▶ SOAL LATIHAN A
Dalam penggalan dokumen tentang cinta dan sosok ayah, sebutkan semua jenis hewan yang disebut menari bersama dengan rapi.
▶ SOAL LATIHAN B
Jawablah pertanyaan berikut berdasarkan penggalan dokumen tentang cinta dan sosok ayah.
(i) Tanggal berapa yang tercantum di bagian atas penggalan dokumen?
(ii) Pada malam menjelang pernikahan tokoh aku, ayah membawanya pergi dari siapa?
(iii) Bagaimana keadaan hari di dusun itu?
▶ SOAL LATIHAN C
Tuliskan lanjutan penggalan dokumen tentang cinta dan sosok ayah, mulai setelah kalimat terakhirnya.

──────── PENGGALAN DOKUMEN ────────

Link Download

Kamis, 08 Oktober 2015

Cinta itu Indah



Ayah, cinta itu indah, ya.
 Kenapa bertanya begitu?
Bukankah ayah yang pergi ke warung kopi itu. Mematikan televisi dan engkau merangkulku.
 Malam menjelang pernikahanku. Bukankah ayah yang datang menjemputku. Membawaku pergi dari pengantin perempuan. Kita ke suatu tempat yang sangat sunyi.
 Indah sekali.
 Dan ayah menunkukkan padaku sebuah cinta yang sebanarnya. 
 Pada sebuah dusun. Harinya tidak gelap, tidak terang.
 Di sana orang-orang biar saja suka menggunjing dan menggibah.
 Tetapi ternak-ternak, ayam-ayam, bebek-bebek. Mereka menari bersama dengan rapi. Dengan gerakan yang sama secara bersama.
 Aku belum pernah menemukan pria yang lebih tampan daripada ayah.
 Aku belum pernah berjumpa manusia yang wajahnya lebih indah daripada ayah.

──────── CUPLIKAN DATA ────────

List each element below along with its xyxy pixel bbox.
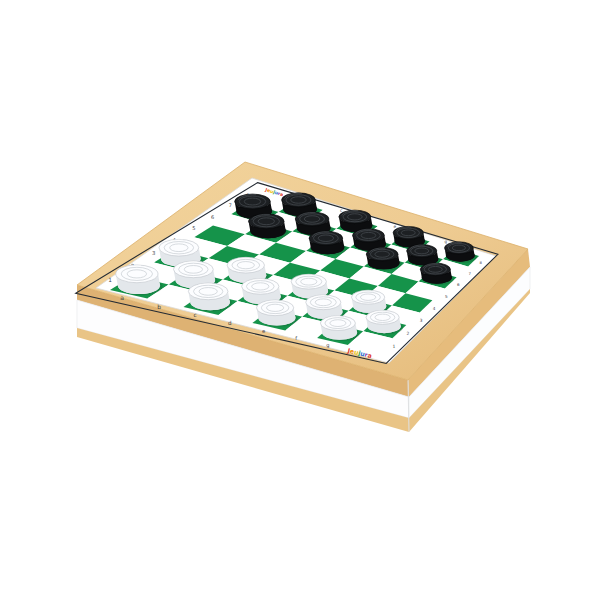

────────

▶ JAWABAN TERTULIS A
Ternak-ternak, ayam-ayam, dan bebek-bebek.

▶ JAWABAN TERTULIS B
(i) Kamis, 08 Oktober 2015.
(ii) Dari pengantin perempuan.
(iii) Harinya tidak gelap dan tidak terang.

▶ JAWABAN TERTULIS C
 Belum pernah saya melihat insan yang wajahnya memancarkan cayaha lebih indah daripada cahaya yang keluar dari wajah ayah.  Ayah, ananda selalu memenuhi keinginanmu.
 Sekalipun tanpa melalui kata, tetapi melalui cahaya mata dan air wajah Ayah, aku tahu Ayah yang memintaku melompat dari atap kendaraan yang sangat tinggi itu.  Padahal kita sudah susah payah memanjatnya bersama.
 Pada sebuah pantai, saat daratan telah lelah kita tempuh, saat Ayah akan kembali ke laut,- atau akan naik ke langit(?) Saat aku tahu kita akan berpisah, tidak henti-henti kuminta orang memotret kita. Saat kutahu Ayah akan segera pergi. Aku tidak ingin cahaya Ayah itu tidak kupandang lagi.
 Sayangnya kemara-kamera itu tidak ada yang bekerja.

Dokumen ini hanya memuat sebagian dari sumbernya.